Can you copy out the records, without any changes, from the line with "table-row[interactable]: ОснЗП Ц02.01" up to and including the line with "grid-cell[interactable] xyxy=(506,789,613,814)"?

- Element placement data
——
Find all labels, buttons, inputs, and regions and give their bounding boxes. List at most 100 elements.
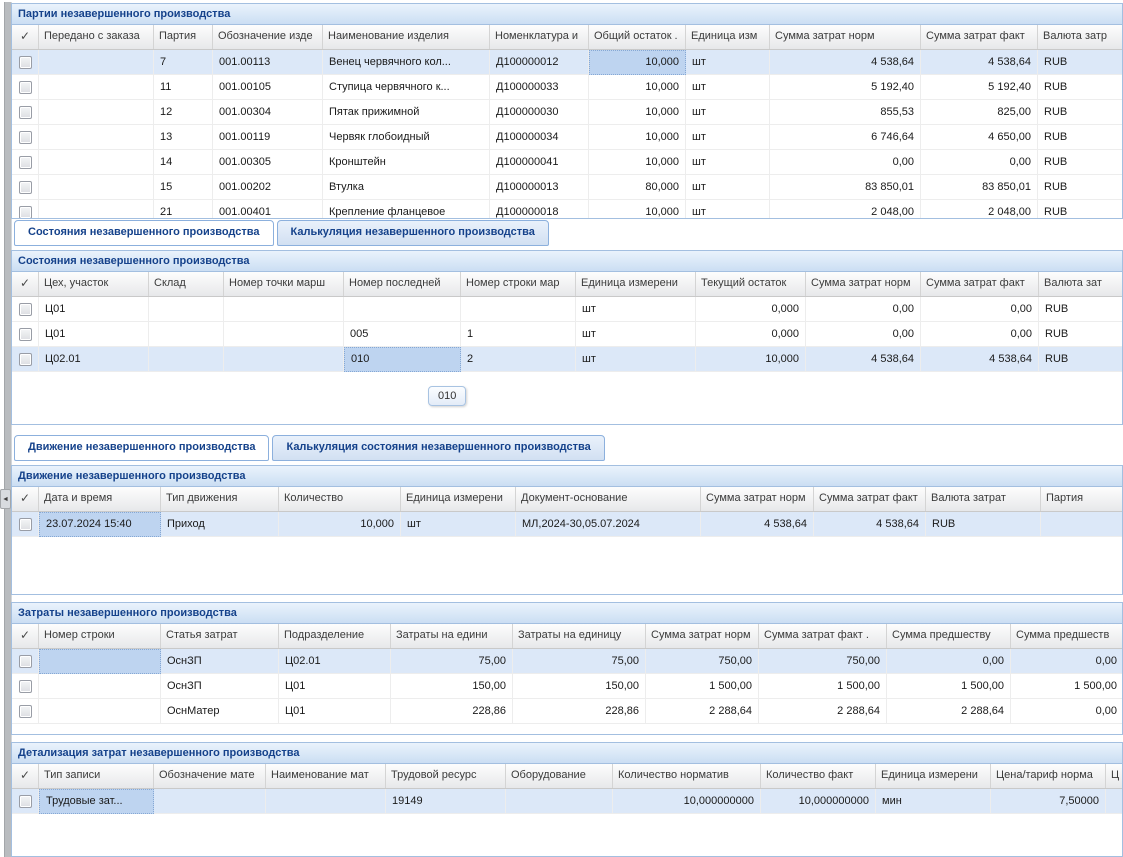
table-row[interactable]: ОснЗП Ц02.01 75,00 75,00 750,00 750,00 0,00 0,0… xyxy=(12,649,1122,674)
column-header[interactable]: Наименование изделия xyxy=(323,25,490,49)
grid-cell[interactable] xyxy=(224,297,344,322)
grid-cell[interactable]: RUB xyxy=(1038,125,1122,150)
grid-cell[interactable]: 855,53 xyxy=(770,100,921,125)
column-header[interactable]: Сумма предшеств xyxy=(1011,624,1122,648)
grid-cell[interactable]: шт xyxy=(686,75,770,100)
grid-cell[interactable] xyxy=(39,150,154,175)
column-header[interactable]: Партия xyxy=(1041,487,1122,511)
grid-cell[interactable]: 1 500,00 xyxy=(1011,674,1122,699)
column-header[interactable]: Оборудование xyxy=(506,764,613,788)
grid-cell[interactable]: 001.00105 xyxy=(213,75,323,100)
row-checkbox[interactable] xyxy=(18,704,32,718)
grid-cell[interactable] xyxy=(39,649,161,674)
grid-cell[interactable] xyxy=(39,100,154,125)
grid-cell[interactable]: шт xyxy=(686,200,770,218)
table-row[interactable]: 14 001.00305 Кронштейн Д100000041 10,000 шт 0,… xyxy=(12,150,1122,175)
column-header[interactable]: Затраты на единицу xyxy=(513,624,646,648)
grid-cell[interactable]: RUB xyxy=(1038,50,1122,75)
table-row[interactable]: Ц02.01 010 2 шт 10,000 4 538,64 4 538,64 RUB xyxy=(12,347,1122,372)
grid-cell[interactable] xyxy=(149,322,224,347)
grid-cell[interactable] xyxy=(506,789,613,814)
column-header[interactable]: Статья затрат xyxy=(161,624,279,648)
row-checkbox[interactable] xyxy=(18,794,32,808)
grid-cell[interactable]: 83 850,01 xyxy=(770,175,921,200)
grid-cell[interactable] xyxy=(461,297,576,322)
grid-cell[interactable] xyxy=(39,50,154,75)
table-row[interactable]: 12 001.00304 Пятак прижимной Д100000030 10,0… xyxy=(12,100,1122,125)
column-header[interactable]: Номер строки xyxy=(39,624,161,648)
collapse-left-arrow-icon[interactable]: ◄ xyxy=(0,489,11,509)
column-header[interactable]: Валюта зат xyxy=(1039,272,1122,296)
grid-cell[interactable]: 0,00 xyxy=(921,150,1038,175)
grid-cell[interactable]: 228,86 xyxy=(391,699,513,724)
tab-state-calculation[interactable]: Калькуляция состояния незавершенного про… xyxy=(272,435,605,461)
grid-cell[interactable]: 0,00 xyxy=(1011,699,1122,724)
grid-cell[interactable] xyxy=(39,200,154,218)
grid-cell[interactable]: 0,000 xyxy=(696,322,806,347)
grid-cell[interactable]: 4 538,64 xyxy=(770,50,921,75)
grid-cell[interactable]: 4 538,64 xyxy=(921,347,1039,372)
row-checkbox[interactable] xyxy=(18,180,32,194)
grid-cell[interactable]: шт xyxy=(686,150,770,175)
grid-cell[interactable]: RUB xyxy=(1038,175,1122,200)
grid-cell[interactable]: 1 xyxy=(461,322,576,347)
table-row[interactable]: ОснЗП Ц01 150,00 150,00 1 500,00 1 500,00 1 50… xyxy=(12,674,1122,699)
grid-cell[interactable]: 0,00 xyxy=(921,297,1039,322)
grid-cell[interactable]: Д100000018 xyxy=(490,200,589,218)
grid-cell[interactable] xyxy=(224,347,344,372)
column-header[interactable]: Номенклатура и xyxy=(490,25,589,49)
grid-cell[interactable]: 4 538,64 xyxy=(921,50,1038,75)
column-header[interactable]: Единица изм xyxy=(686,25,770,49)
grid-cell[interactable] xyxy=(1106,789,1122,814)
row-checkbox[interactable] xyxy=(18,155,32,169)
tab-wip-calculation[interactable]: Калькуляция незавершенного производства xyxy=(276,220,549,246)
grid-cell[interactable]: 1 500,00 xyxy=(759,674,887,699)
grid-cell[interactable]: 0,000 xyxy=(696,297,806,322)
column-header[interactable]: Общий остаток . xyxy=(589,25,686,49)
grid-cell[interactable]: RUB xyxy=(1039,322,1122,347)
grid-cell[interactable]: Приход xyxy=(161,512,279,537)
grid-cell[interactable]: 0,00 xyxy=(806,297,921,322)
select-all-header[interactable]: ✓ xyxy=(12,624,39,648)
grid-cell[interactable]: 750,00 xyxy=(646,649,759,674)
grid-cell[interactable]: шт xyxy=(401,512,516,537)
column-header[interactable]: Сумма затрат факт xyxy=(921,25,1038,49)
table-row[interactable]: ОснМатер Ц01 228,86 228,86 2 288,64 2 288,64 2… xyxy=(12,699,1122,724)
grid-cell[interactable]: 001.00113 xyxy=(213,50,323,75)
grid-cell[interactable]: 75,00 xyxy=(513,649,646,674)
row-checkbox[interactable] xyxy=(18,517,32,531)
grid-cell[interactable]: 7 xyxy=(154,50,213,75)
grid-cell[interactable]: мин xyxy=(876,789,991,814)
grid-cell[interactable]: шт xyxy=(576,322,696,347)
grid-cell[interactable]: Ступица червячного к... xyxy=(323,75,490,100)
grid-cell[interactable]: RUB xyxy=(1038,75,1122,100)
grid-cell[interactable]: 2 288,64 xyxy=(759,699,887,724)
grid-cell[interactable]: МЛ,2024-30,05.07.2024 xyxy=(516,512,701,537)
grid-cell[interactable]: Ц01 xyxy=(279,674,391,699)
grid-cell[interactable]: Д100000034 xyxy=(490,125,589,150)
row-checkbox[interactable] xyxy=(18,352,32,366)
grid-cell[interactable]: 15 xyxy=(154,175,213,200)
grid-cell[interactable]: 10,000 xyxy=(589,150,686,175)
grid-cell[interactable]: 10,000 xyxy=(589,100,686,125)
grid-cell[interactable]: 6 746,64 xyxy=(770,125,921,150)
column-header[interactable]: Затраты на едини xyxy=(391,624,513,648)
grid-cell[interactable]: 150,00 xyxy=(513,674,646,699)
grid-cell[interactable]: 10,000 xyxy=(589,75,686,100)
select-all-header[interactable]: ✓ xyxy=(12,272,39,296)
table-row[interactable]: Ц01 шт 0,000 0,00 0,00 RUB xyxy=(12,297,1122,322)
grid-cell[interactable]: 001.00305 xyxy=(213,150,323,175)
grid-cell[interactable] xyxy=(344,297,461,322)
grid-cell[interactable]: 12 xyxy=(154,100,213,125)
grid-cell[interactable]: Ц01 xyxy=(279,699,391,724)
row-checkbox[interactable] xyxy=(18,80,32,94)
column-header[interactable]: Сумма затрат норм xyxy=(646,624,759,648)
grid-cell[interactable]: Червяк глобоидный xyxy=(323,125,490,150)
grid-cell[interactable]: RUB xyxy=(1039,347,1122,372)
table-row[interactable]: 15 001.00202 Втулка Д100000013 80,000 шт 83 85… xyxy=(12,175,1122,200)
grid-cell[interactable]: 2 xyxy=(461,347,576,372)
grid-cell[interactable] xyxy=(39,75,154,100)
column-header[interactable]: Тип движения xyxy=(161,487,279,511)
grid-cell[interactable]: 5 192,40 xyxy=(770,75,921,100)
column-header[interactable]: Сумма затрат факт . xyxy=(759,624,887,648)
——
- Complete answer
table-row[interactable]: ОснЗП Ц02.01 75,00 75,00 750,00 750,00 0,00 0,0… xyxy=(12,649,1122,674)
column-header[interactable]: Наименование изделия xyxy=(323,25,490,49)
grid-cell[interactable] xyxy=(224,297,344,322)
grid-cell[interactable]: RUB xyxy=(1038,125,1122,150)
grid-cell[interactable]: 855,53 xyxy=(770,100,921,125)
column-header[interactable]: Сумма предшеств xyxy=(1011,624,1122,648)
grid-cell[interactable]: шт xyxy=(686,75,770,100)
grid-cell[interactable] xyxy=(39,150,154,175)
column-header[interactable]: Партия xyxy=(1041,487,1122,511)
grid-cell[interactable]: 1 500,00 xyxy=(1011,674,1122,699)
column-header[interactable]: Оборудование xyxy=(506,764,613,788)
grid-cell[interactable]: 001.00105 xyxy=(213,75,323,100)
row-checkbox[interactable] xyxy=(18,704,32,718)
grid-cell[interactable] xyxy=(39,649,161,674)
grid-cell[interactable] xyxy=(39,100,154,125)
grid-cell[interactable]: шт xyxy=(686,200,770,218)
table-row[interactable]: 14 001.00305 Кронштейн Д100000041 10,000 шт 0,… xyxy=(12,150,1122,175)
column-header[interactable]: Затраты на единицу xyxy=(513,624,646,648)
grid-cell[interactable]: RUB xyxy=(1038,50,1122,75)
table-row[interactable]: Ц02.01 010 2 шт 10,000 4 538,64 4 538,64 RUB xyxy=(12,347,1122,372)
grid-cell[interactable] xyxy=(149,322,224,347)
grid-cell[interactable] xyxy=(506,789,613,814)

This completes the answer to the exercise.